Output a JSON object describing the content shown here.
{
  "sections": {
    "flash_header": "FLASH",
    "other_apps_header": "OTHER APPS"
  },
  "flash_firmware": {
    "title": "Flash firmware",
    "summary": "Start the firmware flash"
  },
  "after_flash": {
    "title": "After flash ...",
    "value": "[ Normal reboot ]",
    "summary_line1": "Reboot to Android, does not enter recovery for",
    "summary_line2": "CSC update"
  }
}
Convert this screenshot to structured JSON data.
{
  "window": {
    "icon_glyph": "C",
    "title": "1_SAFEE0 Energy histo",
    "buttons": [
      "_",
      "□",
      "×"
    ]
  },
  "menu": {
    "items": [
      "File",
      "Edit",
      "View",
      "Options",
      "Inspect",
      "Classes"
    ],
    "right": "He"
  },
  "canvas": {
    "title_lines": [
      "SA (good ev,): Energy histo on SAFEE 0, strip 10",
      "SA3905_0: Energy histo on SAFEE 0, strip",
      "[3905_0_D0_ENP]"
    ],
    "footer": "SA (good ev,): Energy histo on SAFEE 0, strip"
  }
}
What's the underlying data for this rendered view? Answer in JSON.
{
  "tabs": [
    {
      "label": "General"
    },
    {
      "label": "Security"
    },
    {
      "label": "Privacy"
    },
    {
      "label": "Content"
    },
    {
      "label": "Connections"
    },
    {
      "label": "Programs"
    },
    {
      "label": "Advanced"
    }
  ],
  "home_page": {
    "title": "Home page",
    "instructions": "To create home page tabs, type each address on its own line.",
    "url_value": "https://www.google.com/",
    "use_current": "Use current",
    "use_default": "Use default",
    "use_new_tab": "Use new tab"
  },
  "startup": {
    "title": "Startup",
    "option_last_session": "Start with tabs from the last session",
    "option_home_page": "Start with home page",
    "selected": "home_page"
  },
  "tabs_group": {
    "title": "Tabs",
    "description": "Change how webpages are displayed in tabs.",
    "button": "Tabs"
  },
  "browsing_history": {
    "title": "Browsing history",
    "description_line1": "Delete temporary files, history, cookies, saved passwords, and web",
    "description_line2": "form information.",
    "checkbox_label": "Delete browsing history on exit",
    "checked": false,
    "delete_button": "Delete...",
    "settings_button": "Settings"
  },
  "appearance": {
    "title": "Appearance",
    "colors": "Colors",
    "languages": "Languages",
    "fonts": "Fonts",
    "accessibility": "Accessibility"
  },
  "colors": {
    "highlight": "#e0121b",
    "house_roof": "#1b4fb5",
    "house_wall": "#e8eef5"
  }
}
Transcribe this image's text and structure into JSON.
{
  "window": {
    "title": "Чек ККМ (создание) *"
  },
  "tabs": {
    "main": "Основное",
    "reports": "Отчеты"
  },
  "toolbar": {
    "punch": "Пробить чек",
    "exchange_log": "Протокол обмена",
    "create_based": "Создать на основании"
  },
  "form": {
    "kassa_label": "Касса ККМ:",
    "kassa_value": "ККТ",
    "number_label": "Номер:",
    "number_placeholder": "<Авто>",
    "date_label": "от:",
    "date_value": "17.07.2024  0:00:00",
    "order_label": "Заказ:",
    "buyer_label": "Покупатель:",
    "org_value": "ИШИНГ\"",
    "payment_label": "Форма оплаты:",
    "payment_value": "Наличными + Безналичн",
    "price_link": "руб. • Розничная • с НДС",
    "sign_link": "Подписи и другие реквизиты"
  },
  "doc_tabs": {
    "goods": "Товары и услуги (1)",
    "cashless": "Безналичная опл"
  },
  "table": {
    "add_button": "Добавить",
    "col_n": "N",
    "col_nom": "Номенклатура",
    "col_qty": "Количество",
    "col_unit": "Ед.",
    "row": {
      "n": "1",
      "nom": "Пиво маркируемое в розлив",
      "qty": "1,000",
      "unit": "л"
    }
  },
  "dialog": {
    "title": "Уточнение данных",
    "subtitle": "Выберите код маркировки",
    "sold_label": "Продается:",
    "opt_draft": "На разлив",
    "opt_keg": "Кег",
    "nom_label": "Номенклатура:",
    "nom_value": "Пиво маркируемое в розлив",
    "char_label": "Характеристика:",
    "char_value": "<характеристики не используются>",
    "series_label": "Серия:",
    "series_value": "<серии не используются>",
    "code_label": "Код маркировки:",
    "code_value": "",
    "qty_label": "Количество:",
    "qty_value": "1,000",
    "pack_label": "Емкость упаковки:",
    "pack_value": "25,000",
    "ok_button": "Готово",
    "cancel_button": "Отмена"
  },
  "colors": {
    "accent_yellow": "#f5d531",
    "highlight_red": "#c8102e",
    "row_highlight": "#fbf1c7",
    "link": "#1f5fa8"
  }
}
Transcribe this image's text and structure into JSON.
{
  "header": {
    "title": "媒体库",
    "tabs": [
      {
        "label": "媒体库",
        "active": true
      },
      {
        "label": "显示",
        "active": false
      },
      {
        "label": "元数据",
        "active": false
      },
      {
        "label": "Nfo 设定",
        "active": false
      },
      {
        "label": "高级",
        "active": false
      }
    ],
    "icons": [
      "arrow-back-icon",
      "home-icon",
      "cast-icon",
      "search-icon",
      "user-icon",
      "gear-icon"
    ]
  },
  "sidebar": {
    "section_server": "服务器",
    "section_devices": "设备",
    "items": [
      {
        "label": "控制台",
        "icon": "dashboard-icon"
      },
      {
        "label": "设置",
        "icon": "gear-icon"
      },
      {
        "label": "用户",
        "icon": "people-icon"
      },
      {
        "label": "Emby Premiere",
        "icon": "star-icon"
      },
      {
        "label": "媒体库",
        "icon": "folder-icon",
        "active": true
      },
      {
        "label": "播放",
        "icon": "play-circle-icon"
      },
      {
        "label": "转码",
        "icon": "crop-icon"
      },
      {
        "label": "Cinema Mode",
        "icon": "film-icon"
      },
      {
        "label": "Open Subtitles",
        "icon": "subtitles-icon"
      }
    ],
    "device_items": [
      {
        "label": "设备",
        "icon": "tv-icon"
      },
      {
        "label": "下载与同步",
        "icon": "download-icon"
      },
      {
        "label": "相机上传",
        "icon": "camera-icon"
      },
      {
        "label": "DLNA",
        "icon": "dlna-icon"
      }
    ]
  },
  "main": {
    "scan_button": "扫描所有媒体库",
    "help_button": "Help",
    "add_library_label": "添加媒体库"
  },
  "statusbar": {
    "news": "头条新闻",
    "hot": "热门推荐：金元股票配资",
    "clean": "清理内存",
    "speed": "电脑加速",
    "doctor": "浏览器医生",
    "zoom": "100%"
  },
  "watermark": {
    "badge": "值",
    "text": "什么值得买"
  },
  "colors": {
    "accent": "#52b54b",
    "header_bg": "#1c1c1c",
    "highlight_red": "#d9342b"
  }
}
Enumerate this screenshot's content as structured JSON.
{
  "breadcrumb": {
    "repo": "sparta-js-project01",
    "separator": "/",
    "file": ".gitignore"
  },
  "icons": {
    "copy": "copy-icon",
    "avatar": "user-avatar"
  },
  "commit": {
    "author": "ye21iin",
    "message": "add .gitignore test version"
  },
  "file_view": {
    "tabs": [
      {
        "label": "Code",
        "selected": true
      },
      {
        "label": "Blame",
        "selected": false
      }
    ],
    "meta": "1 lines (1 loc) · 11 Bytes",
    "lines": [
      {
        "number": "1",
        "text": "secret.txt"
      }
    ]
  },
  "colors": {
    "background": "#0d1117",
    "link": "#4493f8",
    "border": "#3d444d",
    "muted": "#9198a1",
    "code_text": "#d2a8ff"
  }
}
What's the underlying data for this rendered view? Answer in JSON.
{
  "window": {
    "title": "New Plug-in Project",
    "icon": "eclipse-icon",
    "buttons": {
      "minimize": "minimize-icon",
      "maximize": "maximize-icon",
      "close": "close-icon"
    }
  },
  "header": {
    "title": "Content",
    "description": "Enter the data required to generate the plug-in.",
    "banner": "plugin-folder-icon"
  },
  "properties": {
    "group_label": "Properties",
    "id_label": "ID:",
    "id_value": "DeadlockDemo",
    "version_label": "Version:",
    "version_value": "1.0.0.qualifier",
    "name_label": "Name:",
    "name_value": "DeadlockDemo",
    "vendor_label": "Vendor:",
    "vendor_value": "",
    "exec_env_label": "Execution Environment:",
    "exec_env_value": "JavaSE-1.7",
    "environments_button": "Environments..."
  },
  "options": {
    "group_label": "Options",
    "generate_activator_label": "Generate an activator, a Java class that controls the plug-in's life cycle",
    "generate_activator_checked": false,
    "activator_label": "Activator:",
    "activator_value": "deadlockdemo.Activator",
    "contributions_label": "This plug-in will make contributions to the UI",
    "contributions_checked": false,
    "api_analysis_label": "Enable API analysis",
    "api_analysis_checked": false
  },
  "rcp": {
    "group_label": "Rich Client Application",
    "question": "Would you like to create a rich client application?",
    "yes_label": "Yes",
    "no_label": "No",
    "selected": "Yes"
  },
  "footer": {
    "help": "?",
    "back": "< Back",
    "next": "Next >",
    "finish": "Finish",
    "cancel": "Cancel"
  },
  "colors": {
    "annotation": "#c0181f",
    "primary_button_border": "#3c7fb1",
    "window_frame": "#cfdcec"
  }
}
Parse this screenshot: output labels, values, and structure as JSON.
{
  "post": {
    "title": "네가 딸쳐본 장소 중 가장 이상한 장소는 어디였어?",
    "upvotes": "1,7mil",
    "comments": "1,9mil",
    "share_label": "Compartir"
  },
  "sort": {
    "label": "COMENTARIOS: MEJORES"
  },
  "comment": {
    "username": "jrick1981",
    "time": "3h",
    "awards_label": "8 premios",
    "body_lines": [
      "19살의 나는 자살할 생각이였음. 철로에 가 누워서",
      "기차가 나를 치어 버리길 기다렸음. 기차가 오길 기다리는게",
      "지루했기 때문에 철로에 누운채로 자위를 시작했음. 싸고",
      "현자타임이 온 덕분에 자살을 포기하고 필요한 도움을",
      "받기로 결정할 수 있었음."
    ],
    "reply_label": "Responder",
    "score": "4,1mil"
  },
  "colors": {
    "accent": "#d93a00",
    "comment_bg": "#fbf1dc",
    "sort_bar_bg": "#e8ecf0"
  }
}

========================================================================

▶ What the task requires
Tally the lines of the preceding listing in which the word "gitignore" appears; state nothing but the total.

▶ Output for this task
2